• What the exercise asks
From the text below on Nigeria's security crisis, quote everything from "Trapped between armed" down to "or formalized them.", word for word.

Nigeria is experiencing a surge of diverse and overlapping security issues, with violence and crime affecting nearly every region of the country.

Boko Haram terrorist group and its faction, the Islamic State West Africa Province (ISWAP), continue to pose serious security challenges in Nigeria’s north-east, while tensions in the south-east rise due to increased attacks of Indigenous People of Biafra (IPOB).

There are also historically rooted communal conflicts related to farmer-herder clashes throughout the country. Some of these communal conflicts have transformed into organized crime in north-western Nigeria. The criminal gangs lay siege in rural communities, rustle cattle, loot farm produce, kidnap and kill civilians with lethal weapons such as assault rifles and submachine guns.

In its current form, it is even competing with the Boko Haram insurgency in terms of mortality and humanitarian consequences, prompting numerous calls for the Nigerian president to declare them terrorists.

Despite the deployment of more security personnel (including special forces) in conflict-affected communities and restrictions such as disconnecting telephone networks to prevent armed groups from communicating with one another, low levels of public trust inhibit the necessary cooperation to combat the security threats.

Trapped between armed groups and untrusted security personnel, were millions of civilians whose livelihoods were being destroyed. Many civilians form vigilante groups to confront and arrest terrorists, armed primarily with rudimentary weapons such as clubs, machetes, and, in some cases, local magic. These vigilante and community militia groups continue to thrive all over the country, and some State Governments have even supported or formalized them.

While some of these civilian self-defence efforts may have prevented violence in some communities, they have also had unintended consequences.

• Rows
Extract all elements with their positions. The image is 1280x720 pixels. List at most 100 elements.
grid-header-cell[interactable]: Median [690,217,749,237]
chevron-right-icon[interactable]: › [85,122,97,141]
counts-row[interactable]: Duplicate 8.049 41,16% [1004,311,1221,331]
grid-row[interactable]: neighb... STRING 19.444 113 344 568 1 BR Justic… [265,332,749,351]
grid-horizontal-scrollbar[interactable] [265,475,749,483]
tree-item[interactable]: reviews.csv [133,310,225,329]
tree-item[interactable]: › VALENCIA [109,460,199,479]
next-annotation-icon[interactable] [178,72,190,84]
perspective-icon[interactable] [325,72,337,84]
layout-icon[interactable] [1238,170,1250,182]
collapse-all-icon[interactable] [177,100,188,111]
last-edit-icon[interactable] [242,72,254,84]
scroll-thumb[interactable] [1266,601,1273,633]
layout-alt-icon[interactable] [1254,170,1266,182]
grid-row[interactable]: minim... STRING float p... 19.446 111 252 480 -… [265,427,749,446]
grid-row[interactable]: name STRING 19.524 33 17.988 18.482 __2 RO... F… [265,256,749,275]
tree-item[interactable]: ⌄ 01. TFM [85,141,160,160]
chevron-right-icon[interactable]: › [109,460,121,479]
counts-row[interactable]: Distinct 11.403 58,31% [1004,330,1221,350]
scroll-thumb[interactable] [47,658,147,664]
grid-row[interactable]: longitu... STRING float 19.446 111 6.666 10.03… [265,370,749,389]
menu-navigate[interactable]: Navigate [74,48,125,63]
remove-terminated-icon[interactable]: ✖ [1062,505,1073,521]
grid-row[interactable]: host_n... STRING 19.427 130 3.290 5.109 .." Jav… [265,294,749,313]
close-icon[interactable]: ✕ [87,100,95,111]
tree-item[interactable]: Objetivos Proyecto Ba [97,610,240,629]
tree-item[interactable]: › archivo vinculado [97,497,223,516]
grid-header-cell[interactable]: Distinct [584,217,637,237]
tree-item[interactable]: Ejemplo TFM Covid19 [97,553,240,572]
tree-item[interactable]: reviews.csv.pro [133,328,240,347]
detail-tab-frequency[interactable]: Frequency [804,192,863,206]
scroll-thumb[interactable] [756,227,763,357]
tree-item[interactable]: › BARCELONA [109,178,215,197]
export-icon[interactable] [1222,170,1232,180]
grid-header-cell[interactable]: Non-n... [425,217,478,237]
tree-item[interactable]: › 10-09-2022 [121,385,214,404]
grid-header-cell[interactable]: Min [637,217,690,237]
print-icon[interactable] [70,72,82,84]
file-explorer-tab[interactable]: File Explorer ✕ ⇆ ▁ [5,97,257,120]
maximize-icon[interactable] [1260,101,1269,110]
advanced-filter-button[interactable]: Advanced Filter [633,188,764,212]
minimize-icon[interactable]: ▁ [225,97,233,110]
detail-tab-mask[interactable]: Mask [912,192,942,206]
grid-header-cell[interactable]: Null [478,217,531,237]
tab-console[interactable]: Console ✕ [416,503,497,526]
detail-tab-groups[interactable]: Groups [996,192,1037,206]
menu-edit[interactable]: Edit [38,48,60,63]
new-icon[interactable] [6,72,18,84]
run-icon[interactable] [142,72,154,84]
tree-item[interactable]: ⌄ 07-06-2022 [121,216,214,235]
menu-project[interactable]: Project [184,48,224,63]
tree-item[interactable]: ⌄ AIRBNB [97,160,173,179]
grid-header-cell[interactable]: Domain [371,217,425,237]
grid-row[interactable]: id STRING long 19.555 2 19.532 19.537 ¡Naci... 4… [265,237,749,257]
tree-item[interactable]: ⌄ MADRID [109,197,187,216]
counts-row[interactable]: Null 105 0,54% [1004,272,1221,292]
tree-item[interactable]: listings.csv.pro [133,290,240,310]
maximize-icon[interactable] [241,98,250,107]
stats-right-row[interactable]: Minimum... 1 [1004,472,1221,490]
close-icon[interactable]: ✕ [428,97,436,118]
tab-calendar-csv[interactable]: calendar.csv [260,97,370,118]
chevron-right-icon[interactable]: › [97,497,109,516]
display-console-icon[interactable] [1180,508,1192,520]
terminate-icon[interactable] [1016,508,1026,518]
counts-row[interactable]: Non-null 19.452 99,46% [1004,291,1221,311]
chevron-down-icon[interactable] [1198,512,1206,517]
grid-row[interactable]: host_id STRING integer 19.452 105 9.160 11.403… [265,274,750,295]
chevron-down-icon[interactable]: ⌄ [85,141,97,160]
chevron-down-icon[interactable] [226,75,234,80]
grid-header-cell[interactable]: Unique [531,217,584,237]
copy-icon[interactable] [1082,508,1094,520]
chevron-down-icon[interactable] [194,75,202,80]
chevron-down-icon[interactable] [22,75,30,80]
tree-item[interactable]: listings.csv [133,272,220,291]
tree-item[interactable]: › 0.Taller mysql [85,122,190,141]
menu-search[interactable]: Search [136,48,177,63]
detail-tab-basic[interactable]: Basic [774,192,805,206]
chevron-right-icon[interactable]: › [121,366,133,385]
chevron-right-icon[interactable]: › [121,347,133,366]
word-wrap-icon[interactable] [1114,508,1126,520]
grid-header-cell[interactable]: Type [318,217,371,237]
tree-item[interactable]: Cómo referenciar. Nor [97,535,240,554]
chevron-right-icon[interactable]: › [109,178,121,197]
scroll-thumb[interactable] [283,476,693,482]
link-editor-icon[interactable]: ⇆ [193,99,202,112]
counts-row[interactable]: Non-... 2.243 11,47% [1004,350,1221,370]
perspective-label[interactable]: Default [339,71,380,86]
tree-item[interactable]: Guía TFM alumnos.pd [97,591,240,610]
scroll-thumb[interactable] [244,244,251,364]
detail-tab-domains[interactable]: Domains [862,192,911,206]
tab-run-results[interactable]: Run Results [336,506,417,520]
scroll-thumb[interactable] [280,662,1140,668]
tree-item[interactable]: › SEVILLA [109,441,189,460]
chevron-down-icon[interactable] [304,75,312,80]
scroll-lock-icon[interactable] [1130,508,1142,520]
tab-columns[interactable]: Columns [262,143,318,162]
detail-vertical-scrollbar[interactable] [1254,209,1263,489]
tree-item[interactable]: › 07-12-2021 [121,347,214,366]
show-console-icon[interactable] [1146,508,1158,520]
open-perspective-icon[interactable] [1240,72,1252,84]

...

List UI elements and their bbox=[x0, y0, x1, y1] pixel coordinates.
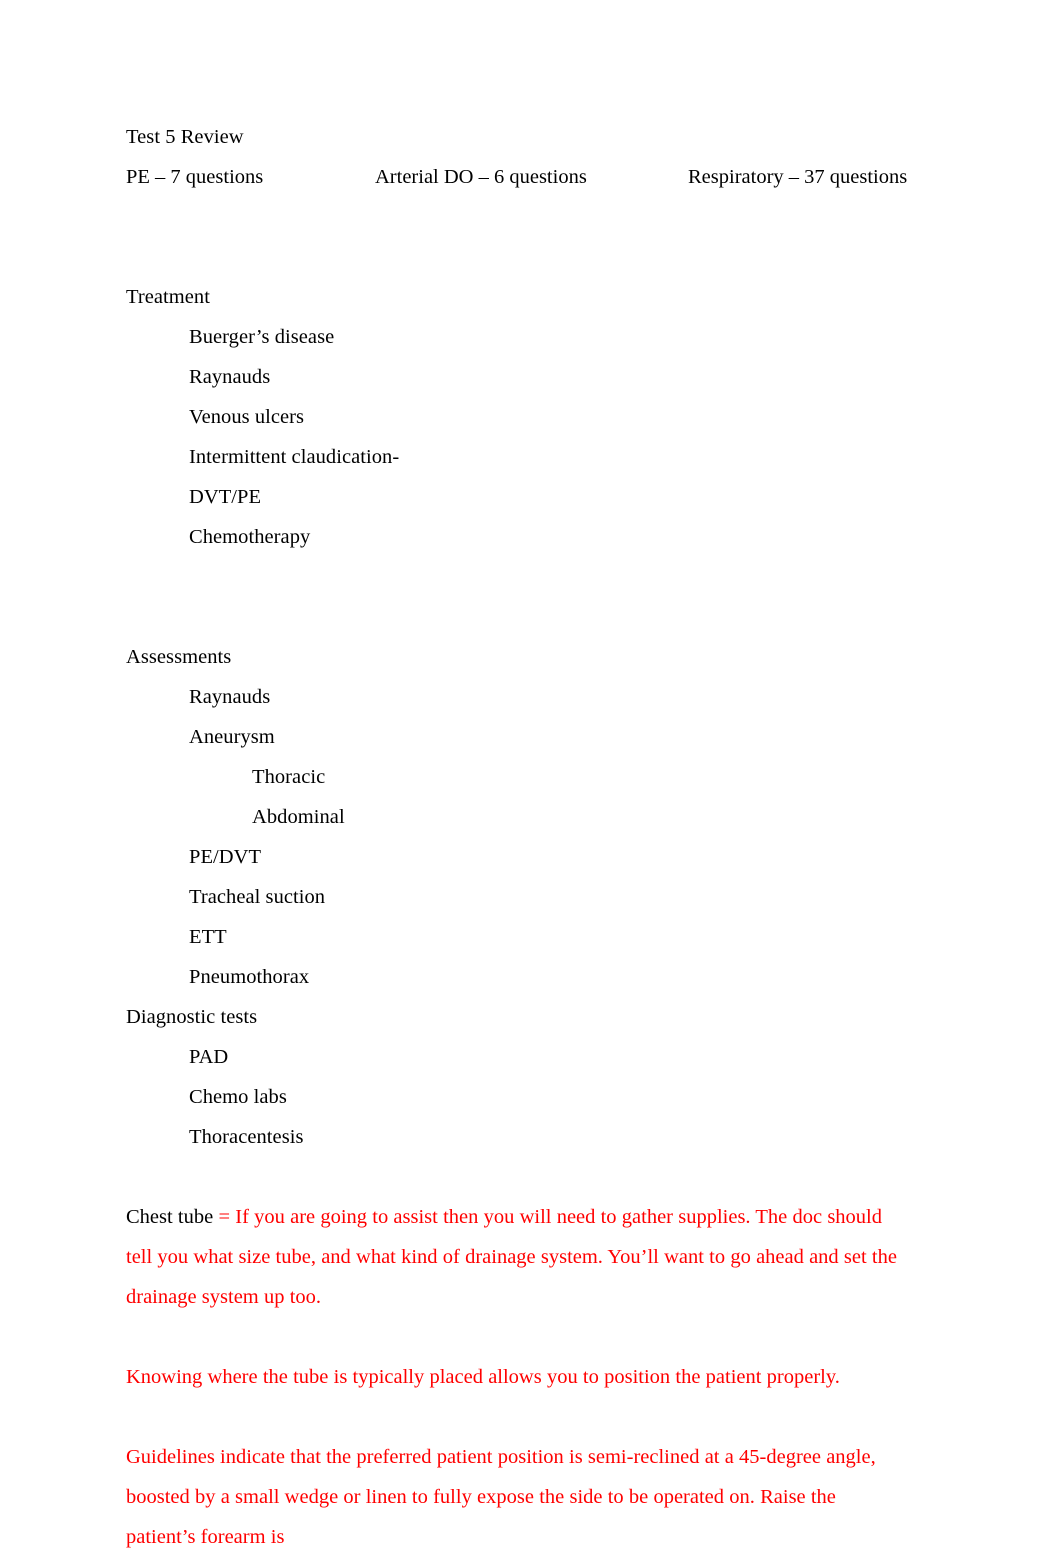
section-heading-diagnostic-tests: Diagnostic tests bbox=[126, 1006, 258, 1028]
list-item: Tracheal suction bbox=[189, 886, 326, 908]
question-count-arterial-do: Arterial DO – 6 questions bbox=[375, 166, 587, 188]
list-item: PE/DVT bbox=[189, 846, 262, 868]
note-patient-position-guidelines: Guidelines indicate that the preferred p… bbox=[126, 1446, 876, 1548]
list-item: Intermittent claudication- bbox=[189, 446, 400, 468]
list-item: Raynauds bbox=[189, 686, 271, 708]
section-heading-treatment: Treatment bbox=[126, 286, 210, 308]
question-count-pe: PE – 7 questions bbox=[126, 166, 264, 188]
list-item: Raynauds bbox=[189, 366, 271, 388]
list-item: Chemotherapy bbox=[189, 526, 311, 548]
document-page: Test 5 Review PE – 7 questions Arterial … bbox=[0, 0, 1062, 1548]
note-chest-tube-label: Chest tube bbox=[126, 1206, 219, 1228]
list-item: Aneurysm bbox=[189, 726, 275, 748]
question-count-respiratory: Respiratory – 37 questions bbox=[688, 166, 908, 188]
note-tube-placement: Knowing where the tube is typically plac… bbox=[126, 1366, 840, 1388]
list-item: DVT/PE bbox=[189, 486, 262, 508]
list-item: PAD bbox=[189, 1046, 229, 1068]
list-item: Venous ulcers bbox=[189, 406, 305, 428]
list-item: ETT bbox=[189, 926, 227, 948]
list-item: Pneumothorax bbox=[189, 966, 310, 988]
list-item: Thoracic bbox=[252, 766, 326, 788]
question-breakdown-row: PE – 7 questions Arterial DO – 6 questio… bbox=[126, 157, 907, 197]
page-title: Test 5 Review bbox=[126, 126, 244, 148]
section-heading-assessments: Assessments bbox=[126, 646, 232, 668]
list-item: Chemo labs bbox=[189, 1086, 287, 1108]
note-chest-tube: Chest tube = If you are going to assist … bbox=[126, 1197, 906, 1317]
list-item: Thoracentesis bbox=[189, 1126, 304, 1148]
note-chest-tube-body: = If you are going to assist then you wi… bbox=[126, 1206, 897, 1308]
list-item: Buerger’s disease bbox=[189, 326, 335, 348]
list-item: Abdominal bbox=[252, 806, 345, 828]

• Task output
Trapped between armed groups and untrusted security personnel, were millions of civilians whose livelihoods were being destroyed. Many civilians form vigilante groups to confront and arrest terrorists, armed primarily with rudimentary weapons such as clubs, machetes, and, in some cases, local magic. These vigilante and community militia groups continue to thrive all over the country, and some State Governments have even supported or formalized them.